> **SUPPLIED ENTRIES**:
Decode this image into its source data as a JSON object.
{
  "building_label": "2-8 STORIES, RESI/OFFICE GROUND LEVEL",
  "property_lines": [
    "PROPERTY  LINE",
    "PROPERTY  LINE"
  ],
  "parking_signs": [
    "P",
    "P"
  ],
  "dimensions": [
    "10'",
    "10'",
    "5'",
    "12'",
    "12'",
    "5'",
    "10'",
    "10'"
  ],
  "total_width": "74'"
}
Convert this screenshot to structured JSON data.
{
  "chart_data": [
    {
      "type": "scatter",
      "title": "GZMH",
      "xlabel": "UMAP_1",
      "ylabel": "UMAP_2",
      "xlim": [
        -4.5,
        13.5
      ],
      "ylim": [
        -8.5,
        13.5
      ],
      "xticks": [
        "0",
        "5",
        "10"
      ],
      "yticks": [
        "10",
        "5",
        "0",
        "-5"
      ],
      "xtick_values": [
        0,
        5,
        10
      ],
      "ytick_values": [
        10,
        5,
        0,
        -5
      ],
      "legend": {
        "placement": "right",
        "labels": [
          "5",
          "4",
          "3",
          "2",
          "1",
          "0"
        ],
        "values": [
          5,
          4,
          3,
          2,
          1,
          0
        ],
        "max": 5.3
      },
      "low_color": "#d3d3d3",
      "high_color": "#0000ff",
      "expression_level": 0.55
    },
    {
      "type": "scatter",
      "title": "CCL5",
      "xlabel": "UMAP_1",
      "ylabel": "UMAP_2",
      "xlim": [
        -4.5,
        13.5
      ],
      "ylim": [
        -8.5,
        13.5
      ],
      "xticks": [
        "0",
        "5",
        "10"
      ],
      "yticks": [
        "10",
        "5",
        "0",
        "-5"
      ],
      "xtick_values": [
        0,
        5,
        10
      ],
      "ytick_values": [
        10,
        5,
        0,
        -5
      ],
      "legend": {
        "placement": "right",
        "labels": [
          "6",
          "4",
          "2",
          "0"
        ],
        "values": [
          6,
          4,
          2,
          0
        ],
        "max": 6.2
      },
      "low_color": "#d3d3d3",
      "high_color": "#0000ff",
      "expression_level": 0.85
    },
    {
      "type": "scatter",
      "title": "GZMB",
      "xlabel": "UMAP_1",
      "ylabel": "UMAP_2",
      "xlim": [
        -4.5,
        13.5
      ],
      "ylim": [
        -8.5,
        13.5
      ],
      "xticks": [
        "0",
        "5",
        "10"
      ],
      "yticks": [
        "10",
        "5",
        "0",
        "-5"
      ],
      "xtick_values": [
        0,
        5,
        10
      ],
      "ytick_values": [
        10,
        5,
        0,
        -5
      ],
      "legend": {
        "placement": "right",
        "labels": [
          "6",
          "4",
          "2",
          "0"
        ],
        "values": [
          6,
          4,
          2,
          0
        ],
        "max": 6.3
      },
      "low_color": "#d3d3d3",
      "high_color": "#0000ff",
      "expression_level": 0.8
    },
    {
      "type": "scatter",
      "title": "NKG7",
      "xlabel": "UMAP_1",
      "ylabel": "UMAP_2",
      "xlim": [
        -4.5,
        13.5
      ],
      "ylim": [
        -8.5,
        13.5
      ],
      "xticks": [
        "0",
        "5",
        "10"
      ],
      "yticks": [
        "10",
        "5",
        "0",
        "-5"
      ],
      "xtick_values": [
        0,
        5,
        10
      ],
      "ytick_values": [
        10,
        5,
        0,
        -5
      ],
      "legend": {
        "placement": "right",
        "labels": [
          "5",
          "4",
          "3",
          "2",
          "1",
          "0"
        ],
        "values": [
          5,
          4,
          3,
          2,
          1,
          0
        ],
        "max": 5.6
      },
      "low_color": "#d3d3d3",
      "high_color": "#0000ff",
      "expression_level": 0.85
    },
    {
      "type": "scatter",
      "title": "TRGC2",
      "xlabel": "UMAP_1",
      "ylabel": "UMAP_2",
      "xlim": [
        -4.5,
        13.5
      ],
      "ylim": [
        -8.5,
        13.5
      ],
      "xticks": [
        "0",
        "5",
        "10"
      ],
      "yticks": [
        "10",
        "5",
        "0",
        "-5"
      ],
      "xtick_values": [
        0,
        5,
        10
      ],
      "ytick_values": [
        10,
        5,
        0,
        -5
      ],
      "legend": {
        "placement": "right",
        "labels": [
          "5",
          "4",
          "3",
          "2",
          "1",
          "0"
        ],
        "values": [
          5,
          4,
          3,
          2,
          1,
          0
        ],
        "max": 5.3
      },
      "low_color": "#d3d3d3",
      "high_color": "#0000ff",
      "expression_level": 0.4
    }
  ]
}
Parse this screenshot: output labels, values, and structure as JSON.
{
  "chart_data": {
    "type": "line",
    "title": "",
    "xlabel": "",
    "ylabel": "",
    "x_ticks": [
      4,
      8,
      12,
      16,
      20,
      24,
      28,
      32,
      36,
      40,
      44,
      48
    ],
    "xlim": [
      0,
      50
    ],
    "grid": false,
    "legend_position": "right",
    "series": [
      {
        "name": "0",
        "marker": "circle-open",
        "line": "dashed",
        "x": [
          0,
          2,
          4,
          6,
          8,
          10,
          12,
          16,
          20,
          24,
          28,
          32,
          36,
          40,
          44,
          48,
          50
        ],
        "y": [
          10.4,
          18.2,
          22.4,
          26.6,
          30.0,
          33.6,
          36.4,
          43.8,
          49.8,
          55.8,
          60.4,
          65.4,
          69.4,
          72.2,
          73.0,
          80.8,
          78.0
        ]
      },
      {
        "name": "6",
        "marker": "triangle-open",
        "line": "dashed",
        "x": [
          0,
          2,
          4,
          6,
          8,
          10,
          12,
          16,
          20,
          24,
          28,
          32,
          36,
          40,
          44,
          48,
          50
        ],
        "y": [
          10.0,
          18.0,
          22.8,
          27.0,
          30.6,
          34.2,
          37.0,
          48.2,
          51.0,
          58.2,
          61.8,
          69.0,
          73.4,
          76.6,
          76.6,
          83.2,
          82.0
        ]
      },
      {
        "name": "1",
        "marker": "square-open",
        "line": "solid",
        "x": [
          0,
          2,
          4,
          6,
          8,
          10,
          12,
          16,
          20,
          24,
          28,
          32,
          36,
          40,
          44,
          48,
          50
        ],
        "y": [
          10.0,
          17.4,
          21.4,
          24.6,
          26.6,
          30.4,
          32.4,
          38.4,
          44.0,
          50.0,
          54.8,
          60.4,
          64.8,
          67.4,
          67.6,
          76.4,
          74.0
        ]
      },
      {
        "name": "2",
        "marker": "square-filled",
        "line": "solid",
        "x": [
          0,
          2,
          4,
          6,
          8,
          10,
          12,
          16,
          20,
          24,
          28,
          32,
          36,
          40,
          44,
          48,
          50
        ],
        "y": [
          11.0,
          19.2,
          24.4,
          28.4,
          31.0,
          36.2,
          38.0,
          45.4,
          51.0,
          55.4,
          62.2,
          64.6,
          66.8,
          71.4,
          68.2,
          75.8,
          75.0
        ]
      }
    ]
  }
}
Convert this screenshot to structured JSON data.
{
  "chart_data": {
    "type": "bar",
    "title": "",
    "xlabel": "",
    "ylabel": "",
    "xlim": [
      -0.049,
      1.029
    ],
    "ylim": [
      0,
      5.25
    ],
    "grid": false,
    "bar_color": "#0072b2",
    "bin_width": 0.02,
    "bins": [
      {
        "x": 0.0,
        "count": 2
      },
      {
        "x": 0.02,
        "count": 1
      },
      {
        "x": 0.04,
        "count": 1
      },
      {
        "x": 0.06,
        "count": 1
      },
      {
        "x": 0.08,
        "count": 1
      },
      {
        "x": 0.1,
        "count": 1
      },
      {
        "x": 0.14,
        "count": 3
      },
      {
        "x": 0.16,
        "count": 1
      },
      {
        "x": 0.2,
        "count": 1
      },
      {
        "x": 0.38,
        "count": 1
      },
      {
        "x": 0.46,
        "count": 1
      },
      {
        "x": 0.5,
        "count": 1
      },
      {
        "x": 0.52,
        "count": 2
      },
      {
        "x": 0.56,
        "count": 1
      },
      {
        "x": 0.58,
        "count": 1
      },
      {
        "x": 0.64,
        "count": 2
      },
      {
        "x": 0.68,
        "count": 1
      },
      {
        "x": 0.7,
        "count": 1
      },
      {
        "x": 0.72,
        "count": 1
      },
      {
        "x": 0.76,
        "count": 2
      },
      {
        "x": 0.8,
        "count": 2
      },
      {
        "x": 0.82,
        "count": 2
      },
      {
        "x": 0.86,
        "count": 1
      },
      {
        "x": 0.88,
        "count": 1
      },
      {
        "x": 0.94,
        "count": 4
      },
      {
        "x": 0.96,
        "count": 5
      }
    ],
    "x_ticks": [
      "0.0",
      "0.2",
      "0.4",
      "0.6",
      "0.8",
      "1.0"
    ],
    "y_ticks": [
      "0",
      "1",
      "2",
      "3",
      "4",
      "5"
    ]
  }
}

> **GIVEN INSTRUCTION**:
Looking at the data above, show all lines where the word "JSON" occurs.

> **RESPONSE TO THE EXERCISE**:
Decode this image into its source data as a JSON object.
Convert this screenshot to structured JSON data.
Parse this screenshot: output labels, values, and structure as JSON.
Convert this screenshot to structured JSON data.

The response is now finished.